Collected data
[Start]
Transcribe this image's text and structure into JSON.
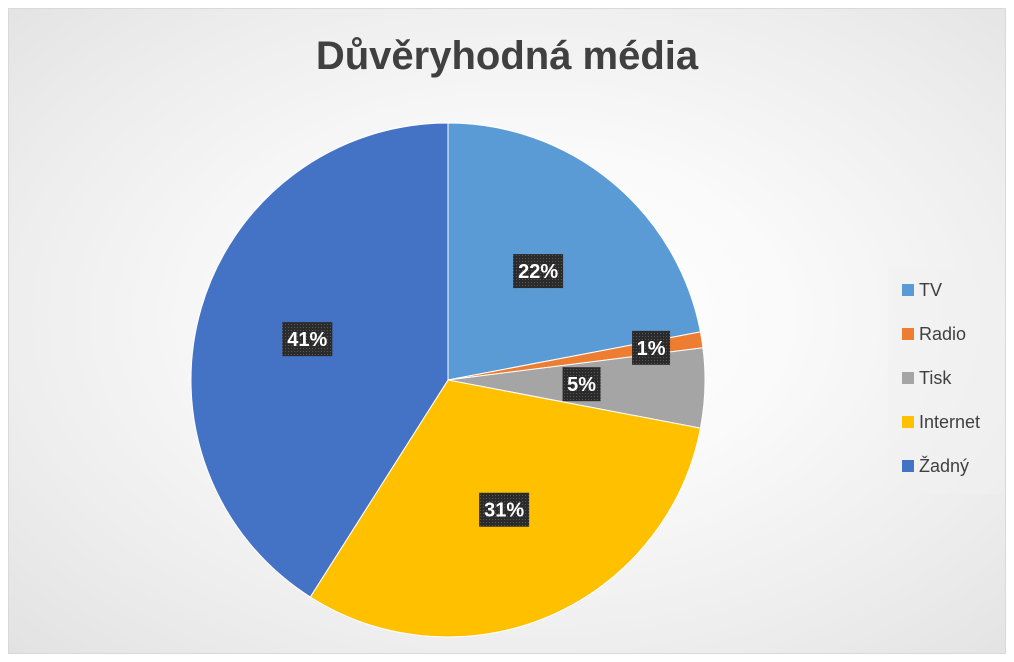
{
  "chart_data": {
    "type": "pie",
    "title": "Důvěryhodná média",
    "categories": [
      "TV",
      "Radio",
      "Tisk",
      "Internet",
      "Žadný"
    ],
    "values": [
      22,
      1,
      5,
      31,
      41
    ],
    "data_labels": [
      "22%",
      "1%",
      "5%",
      "31%",
      "41%"
    ],
    "colors": [
      "#5B9BD5",
      "#ED7D31",
      "#A5A5A5",
      "#FFC000",
      "#4472C4"
    ],
    "legend_position": "right"
  }
}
[End]
▸ **Exercise description**:
Pictures don't belong in the copy. Transcribe every record exactly as it appears.

▸ **Answer for this exercise**:
Transcribe this image's text and structure into JSON.
{
  "chart_data": {
    "type": "pie",
    "title": "Důvěryhodná média",
    "categories": [
      "TV",
      "Radio",
      "Tisk",
      "Internet",
      "Žadný"
    ],
    "values": [
      22,
      1,
      5,
      31,
      41
    ],
    "data_labels": [
      "22%",
      "1%",
      "5%",
      "31%",
      "41%"
    ],
    "colors": [
      "#5B9BD5",
      "#ED7D31",
      "#A5A5A5",
      "#FFC000",
      "#4472C4"
    ],
    "legend_position": "right"
  }
}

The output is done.